━━━━━ Given data

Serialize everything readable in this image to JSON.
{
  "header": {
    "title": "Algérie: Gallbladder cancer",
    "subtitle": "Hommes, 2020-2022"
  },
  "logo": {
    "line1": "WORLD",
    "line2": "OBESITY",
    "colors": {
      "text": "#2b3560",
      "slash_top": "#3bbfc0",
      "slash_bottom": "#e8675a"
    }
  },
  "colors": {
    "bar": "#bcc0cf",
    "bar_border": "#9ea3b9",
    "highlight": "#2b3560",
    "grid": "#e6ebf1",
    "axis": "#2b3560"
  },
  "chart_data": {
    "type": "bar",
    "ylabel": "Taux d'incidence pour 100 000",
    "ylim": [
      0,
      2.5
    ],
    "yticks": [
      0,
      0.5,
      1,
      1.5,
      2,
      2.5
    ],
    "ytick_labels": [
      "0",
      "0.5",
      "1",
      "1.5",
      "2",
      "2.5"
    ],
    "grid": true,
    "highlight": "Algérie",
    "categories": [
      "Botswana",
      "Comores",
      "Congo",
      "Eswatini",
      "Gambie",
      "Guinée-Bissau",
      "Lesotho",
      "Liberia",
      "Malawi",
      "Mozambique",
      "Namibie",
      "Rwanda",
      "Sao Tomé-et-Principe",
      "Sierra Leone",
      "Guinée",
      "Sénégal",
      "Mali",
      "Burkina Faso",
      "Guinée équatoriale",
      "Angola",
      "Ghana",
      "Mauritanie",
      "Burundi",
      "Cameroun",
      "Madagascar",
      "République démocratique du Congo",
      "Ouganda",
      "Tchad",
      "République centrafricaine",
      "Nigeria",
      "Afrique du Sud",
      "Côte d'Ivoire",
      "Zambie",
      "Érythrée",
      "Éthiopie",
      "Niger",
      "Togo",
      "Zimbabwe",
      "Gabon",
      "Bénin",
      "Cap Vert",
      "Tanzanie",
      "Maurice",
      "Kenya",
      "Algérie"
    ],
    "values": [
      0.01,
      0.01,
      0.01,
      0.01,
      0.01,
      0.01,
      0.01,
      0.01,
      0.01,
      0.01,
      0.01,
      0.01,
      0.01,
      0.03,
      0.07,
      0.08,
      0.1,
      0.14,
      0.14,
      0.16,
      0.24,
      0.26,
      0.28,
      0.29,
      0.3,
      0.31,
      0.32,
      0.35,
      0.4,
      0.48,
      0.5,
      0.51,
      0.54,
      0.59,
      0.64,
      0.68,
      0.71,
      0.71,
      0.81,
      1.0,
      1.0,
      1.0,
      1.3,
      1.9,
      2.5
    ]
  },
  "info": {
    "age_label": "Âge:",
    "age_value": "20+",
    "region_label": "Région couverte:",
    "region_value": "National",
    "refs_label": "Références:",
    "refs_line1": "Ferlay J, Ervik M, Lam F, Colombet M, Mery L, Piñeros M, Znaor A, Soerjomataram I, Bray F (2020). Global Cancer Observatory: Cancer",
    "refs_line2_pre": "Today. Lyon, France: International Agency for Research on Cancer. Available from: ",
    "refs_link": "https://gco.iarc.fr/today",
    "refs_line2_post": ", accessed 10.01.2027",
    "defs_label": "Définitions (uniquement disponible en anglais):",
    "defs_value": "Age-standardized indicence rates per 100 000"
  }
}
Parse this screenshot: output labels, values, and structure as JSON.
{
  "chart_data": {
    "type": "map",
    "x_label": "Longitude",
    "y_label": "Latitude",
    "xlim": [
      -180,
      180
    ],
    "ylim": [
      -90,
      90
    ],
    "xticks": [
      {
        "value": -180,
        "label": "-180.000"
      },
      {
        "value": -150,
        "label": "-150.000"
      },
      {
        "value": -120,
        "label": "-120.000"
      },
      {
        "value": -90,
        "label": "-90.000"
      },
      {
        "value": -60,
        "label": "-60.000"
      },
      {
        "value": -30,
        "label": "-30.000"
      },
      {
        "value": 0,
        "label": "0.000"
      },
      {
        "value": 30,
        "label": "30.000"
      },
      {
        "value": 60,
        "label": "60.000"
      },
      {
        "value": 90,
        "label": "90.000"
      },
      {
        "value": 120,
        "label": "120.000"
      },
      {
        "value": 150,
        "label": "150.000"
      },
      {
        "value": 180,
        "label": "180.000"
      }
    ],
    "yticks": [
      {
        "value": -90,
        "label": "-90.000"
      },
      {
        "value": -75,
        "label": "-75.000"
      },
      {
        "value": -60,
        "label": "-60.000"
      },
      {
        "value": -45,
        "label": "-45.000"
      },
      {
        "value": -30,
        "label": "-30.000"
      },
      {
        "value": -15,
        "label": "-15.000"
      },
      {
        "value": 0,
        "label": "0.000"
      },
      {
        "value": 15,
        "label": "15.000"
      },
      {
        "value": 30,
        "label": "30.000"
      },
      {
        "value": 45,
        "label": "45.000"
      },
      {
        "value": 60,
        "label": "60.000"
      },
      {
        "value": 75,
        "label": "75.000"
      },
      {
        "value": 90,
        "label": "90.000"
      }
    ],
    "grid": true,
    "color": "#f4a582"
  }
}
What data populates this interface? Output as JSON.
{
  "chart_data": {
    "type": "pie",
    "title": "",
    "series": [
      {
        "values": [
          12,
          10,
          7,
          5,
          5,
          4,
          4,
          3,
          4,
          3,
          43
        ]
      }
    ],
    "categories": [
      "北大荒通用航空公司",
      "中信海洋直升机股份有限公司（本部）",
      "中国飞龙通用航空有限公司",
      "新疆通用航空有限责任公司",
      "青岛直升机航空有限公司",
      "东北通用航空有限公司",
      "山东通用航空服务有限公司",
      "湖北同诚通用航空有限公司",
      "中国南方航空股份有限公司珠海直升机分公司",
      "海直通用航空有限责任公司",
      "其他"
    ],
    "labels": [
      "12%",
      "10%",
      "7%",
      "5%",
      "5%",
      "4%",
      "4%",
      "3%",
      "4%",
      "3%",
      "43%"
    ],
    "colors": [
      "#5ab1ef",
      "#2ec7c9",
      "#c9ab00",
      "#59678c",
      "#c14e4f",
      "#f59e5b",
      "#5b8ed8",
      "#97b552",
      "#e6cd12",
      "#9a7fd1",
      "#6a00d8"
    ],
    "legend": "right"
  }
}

━━━━━━━━━━

— Directive —
Can you restate every record above word for word?

— Output below —
Serialize everything readable in this image to JSON.
{
  "header": {
    "title": "Algérie: Gallbladder cancer",
    "subtitle": "Hommes, 2020-2022"
  },
  "logo": {
    "line1": "WORLD",
    "line2": "OBESITY",
    "colors": {
      "text": "#2b3560",
      "slash_top": "#3bbfc0",
      "slash_bottom": "#e8675a"
    }
  },
  "colors": {
    "bar": "#bcc0cf",
    "bar_border": "#9ea3b9",
    "highlight": "#2b3560",
    "grid": "#e6ebf1",
    "axis": "#2b3560"
  },
  "chart_data": {
    "type": "bar",
    "ylabel": "Taux d'incidence pour 100 000",
    "ylim": [
      0,
      2.5
    ],
    "yticks": [
      0,
      0.5,
      1,
      1.5,
      2,
      2.5
    ],
    "ytick_labels": [
      "0",
      "0.5",
      "1",
      "1.5",
      "2",
      "2.5"
    ],
    "grid": true,
    "highlight": "Algérie",
    "categories": [
      "Botswana",
      "Comores",
      "Congo",
      "Eswatini",
      "Gambie",
      "Guinée-Bissau",
      "Lesotho",
      "Liberia",
      "Malawi",
      "Mozambique",
      "Namibie",
      "Rwanda",
      "Sao Tomé-et-Principe",
      "Sierra Leone",
      "Guinée",
      "Sénégal",
      "Mali",
      "Burkina Faso",
      "Guinée équatoriale",
      "Angola",
      "Ghana",
      "Mauritanie",
      "Burundi",
      "Cameroun",
      "Madagascar",
      "République démocratique du Congo",
      "Ouganda",
      "Tchad",
      "République centrafricaine",
      "Nigeria",
      "Afrique du Sud",
      "Côte d'Ivoire",
      "Zambie",
      "Érythrée",
      "Éthiopie",
      "Niger",
      "Togo",
      "Zimbabwe",
      "Gabon",
      "Bénin",
      "Cap Vert",
      "Tanzanie",
      "Maurice",
      "Kenya",
      "Algérie"
    ],
    "values": [
      0.01,
      0.01,
      0.01,
      0.01,
      0.01,
      0.01,
      0.01,
      0.01,
      0.01,
      0.01,
      0.01,
      0.01,
      0.01,
      0.03,
      0.07,
      0.08,
      0.1,
      0.14,
      0.14,
      0.16,
      0.24,
      0.26,
      0.28,
      0.29,
      0.3,
      0.31,
      0.32,
      0.35,
      0.4,
      0.48,
      0.5,
      0.51,
      0.54,
      0.59,
      0.64,
      0.68,
      0.71,
      0.71,
      0.81,
      1.0,
      1.0,
      1.0,
      1.3,
      1.9,
      2.5
    ]
  },
  "info": {
    "age_label": "Âge:",
    "age_value": "20+",
    "region_label": "Région couverte:",
    "region_value": "National",
    "refs_label": "Références:",
    "refs_line1": "Ferlay J, Ervik M, Lam F, Colombet M, Mery L, Piñeros M, Znaor A, Soerjomataram I, Bray F (2020). Global Cancer Observatory: Cancer",
    "refs_line2_pre": "Today. Lyon, France: International Agency for Research on Cancer. Available from: ",
    "refs_link": "https://gco.iarc.fr/today",
    "refs_line2_post": ", accessed 10.01.2027",
    "defs_label": "Définitions (uniquement disponible en anglais):",
    "defs_value": "Age-standardized indicence rates per 100 000"
  }
}
Parse this screenshot: output labels, values, and structure as JSON.
{
  "chart_data": {
    "type": "map",
    "x_label": "Longitude",
    "y_label": "Latitude",
    "xlim": [
      -180,
      180
    ],
    "ylim": [
      -90,
      90
    ],
    "xticks": [
      {
        "value": -180,
        "label": "-180.000"
      },
      {
        "value": -150,
        "label": "-150.000"
      },
      {
        "value": -120,
        "label": "-120.000"
      },
      {
        "value": -90,
        "label": "-90.000"
      },
      {
        "value": -60,
        "label": "-60.000"
      },
      {
        "value": -30,
        "label": "-30.000"
      },
      {
        "value": 0,
        "label": "0.000"
      },
      {
        "value": 30,
        "label": "30.000"
      },
      {
        "value": 60,
        "label": "60.000"
      },
      {
        "value": 90,
        "label": "90.000"
      },
      {
        "value": 120,
        "label": "120.000"
      },
      {
        "value": 150,
        "label": "150.000"
      },
      {
        "value": 180,
        "label": "180.000"
      }
    ],
    "yticks": [
      {
        "value": -90,
        "label": "-90.000"
      },
      {
        "value": -75,
        "label": "-75.000"
      },
      {
        "value": -60,
        "label": "-60.000"
      },
      {
        "value": -45,
        "label": "-45.000"
      },
      {
        "value": -30,
        "label": "-30.000"
      },
      {
        "value": -15,
        "label": "-15.000"
      },
      {
        "value": 0,
        "label": "0.000"
      },
      {
        "value": 15,
        "label": "15.000"
      },
      {
        "value": 30,
        "label": "30.000"
      },
      {
        "value": 45,
        "label": "45.000"
      },
      {
        "value": 60,
        "label": "60.000"
      },
      {
        "value": 75,
        "label": "75.000"
      },
      {
        "value": 90,
        "label": "90.000"
      }
    ],
    "grid": true,
    "color": "#f4a582"
  }
}
What data populates this interface? Output as JSON.
{
  "chart_data": {
    "type": "pie",
    "title": "",
    "series": [
      {
        "values": [
          12,
          10,
          7,
          5,
          5,
          4,
          4,
          3,
          4,
          3,
          43
        ]
      }
    ],
    "categories": [
      "北大荒通用航空公司",
      "中信海洋直升机股份有限公司（本部）",
      "中国飞龙通用航空有限公司",
      "新疆通用航空有限责任公司",
      "青岛直升机航空有限公司",
      "东北通用航空有限公司",
      "山东通用航空服务有限公司",
      "湖北同诚通用航空有限公司",
      "中国南方航空股份有限公司珠海直升机分公司",
      "海直通用航空有限责任公司",
      "其他"
    ],
    "labels": [
      "12%",
      "10%",
      "7%",
      "5%",
      "5%",
      "4%",
      "4%",
      "3%",
      "4%",
      "3%",
      "43%"
    ],
    "colors": [
      "#5ab1ef",
      "#2ec7c9",
      "#c9ab00",
      "#59678c",
      "#c14e4f",
      "#f59e5b",
      "#5b8ed8",
      "#97b552",
      "#e6cd12",
      "#9a7fd1",
      "#6a00d8"
    ],
    "legend": "right"
  }
}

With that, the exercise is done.